- _Set task_
Filter out everything except lines holding "content".

- _The input_
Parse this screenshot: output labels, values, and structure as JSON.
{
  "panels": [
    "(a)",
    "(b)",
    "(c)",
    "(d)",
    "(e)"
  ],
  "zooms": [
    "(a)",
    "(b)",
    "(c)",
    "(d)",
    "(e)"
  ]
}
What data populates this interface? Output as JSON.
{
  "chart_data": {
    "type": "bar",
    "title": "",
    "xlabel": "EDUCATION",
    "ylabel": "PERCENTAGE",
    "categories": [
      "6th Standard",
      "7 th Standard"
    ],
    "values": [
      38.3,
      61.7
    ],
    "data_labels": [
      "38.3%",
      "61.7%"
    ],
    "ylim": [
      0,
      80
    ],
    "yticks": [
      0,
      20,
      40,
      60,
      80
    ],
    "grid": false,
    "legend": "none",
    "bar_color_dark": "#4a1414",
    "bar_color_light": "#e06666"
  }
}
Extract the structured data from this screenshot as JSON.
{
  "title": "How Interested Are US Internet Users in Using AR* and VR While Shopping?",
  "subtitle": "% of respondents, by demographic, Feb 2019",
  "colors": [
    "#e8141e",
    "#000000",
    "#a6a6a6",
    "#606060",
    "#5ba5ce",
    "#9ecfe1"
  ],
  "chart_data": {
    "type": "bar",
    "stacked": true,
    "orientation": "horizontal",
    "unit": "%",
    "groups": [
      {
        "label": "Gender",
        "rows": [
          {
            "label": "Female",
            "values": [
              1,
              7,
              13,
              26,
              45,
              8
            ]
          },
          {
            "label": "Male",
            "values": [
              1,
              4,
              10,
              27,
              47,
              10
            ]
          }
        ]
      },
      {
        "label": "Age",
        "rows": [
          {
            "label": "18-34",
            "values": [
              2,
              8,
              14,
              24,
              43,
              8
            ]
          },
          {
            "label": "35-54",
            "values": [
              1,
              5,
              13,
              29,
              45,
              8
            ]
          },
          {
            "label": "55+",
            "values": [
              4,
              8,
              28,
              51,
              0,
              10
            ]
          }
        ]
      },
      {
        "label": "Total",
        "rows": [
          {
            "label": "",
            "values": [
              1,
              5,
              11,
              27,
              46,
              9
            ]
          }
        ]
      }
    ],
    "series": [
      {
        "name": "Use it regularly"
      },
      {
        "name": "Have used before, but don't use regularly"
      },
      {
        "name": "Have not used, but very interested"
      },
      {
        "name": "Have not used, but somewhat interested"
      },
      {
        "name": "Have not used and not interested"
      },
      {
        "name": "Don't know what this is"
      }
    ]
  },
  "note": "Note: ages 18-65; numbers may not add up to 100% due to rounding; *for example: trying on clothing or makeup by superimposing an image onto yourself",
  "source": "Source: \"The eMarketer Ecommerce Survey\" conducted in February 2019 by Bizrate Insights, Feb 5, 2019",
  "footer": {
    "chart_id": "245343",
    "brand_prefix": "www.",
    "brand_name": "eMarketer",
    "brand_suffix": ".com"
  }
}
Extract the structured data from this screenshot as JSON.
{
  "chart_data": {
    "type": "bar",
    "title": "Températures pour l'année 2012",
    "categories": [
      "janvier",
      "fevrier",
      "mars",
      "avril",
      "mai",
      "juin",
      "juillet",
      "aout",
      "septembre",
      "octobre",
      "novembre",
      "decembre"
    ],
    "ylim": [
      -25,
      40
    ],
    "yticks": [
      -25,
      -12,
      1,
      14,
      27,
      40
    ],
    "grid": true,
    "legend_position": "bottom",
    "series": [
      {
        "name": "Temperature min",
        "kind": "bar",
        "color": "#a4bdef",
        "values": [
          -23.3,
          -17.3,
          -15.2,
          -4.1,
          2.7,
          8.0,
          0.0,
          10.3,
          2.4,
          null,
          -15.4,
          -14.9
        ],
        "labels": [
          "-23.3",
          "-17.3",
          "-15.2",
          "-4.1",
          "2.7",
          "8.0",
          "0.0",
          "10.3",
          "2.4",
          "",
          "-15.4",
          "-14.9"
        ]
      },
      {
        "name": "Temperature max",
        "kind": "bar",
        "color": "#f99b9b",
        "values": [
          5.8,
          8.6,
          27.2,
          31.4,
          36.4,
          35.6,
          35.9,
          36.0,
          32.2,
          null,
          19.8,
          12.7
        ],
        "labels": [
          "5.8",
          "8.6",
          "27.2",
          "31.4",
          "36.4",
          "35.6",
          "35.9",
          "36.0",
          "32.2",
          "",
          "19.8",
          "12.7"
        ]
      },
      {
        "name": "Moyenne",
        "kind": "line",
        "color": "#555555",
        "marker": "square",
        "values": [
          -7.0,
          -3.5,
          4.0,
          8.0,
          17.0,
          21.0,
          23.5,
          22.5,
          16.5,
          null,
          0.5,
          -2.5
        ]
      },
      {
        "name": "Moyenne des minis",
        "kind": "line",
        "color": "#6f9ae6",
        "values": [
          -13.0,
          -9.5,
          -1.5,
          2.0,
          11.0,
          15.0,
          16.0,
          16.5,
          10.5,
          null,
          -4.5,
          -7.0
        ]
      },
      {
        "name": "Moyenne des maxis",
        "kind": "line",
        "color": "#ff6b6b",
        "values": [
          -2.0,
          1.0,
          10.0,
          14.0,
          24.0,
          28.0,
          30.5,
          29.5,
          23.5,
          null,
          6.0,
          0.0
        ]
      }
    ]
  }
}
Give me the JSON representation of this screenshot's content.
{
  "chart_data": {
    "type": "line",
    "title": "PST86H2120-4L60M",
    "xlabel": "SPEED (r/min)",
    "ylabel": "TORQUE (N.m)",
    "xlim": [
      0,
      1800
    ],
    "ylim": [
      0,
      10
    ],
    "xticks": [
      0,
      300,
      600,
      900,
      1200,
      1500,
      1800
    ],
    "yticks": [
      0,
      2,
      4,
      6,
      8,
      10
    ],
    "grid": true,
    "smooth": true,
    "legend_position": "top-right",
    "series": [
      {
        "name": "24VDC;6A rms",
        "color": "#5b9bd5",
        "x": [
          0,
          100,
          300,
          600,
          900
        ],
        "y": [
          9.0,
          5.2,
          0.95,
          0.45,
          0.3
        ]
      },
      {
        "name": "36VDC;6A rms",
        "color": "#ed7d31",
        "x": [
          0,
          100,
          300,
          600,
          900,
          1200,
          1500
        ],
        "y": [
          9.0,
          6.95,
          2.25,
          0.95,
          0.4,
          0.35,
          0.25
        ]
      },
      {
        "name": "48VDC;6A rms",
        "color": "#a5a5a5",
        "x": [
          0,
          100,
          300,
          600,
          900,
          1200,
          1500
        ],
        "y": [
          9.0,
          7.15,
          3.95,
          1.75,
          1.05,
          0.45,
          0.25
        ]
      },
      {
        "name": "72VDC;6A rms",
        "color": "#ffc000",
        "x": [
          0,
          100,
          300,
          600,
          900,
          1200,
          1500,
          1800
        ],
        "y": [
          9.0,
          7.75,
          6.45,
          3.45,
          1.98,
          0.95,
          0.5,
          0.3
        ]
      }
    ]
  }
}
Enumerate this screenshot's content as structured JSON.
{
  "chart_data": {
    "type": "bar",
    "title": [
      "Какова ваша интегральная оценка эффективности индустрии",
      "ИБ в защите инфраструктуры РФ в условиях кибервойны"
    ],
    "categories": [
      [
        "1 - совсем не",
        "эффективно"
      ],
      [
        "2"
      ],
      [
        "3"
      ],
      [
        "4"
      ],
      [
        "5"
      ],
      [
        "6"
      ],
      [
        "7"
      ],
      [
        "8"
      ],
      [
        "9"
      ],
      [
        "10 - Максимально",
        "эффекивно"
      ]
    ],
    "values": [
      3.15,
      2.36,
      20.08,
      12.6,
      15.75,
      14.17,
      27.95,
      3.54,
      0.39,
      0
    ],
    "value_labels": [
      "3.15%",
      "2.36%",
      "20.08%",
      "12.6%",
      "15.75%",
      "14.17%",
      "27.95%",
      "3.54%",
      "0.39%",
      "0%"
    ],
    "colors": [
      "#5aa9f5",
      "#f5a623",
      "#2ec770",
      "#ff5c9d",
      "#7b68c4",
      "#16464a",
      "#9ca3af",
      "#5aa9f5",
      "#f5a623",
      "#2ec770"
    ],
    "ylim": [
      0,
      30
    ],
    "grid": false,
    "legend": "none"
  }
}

- _Exercise answer_
Give me the JSON representation of this screenshot's content.
Enumerate this screenshot's content as structured JSON.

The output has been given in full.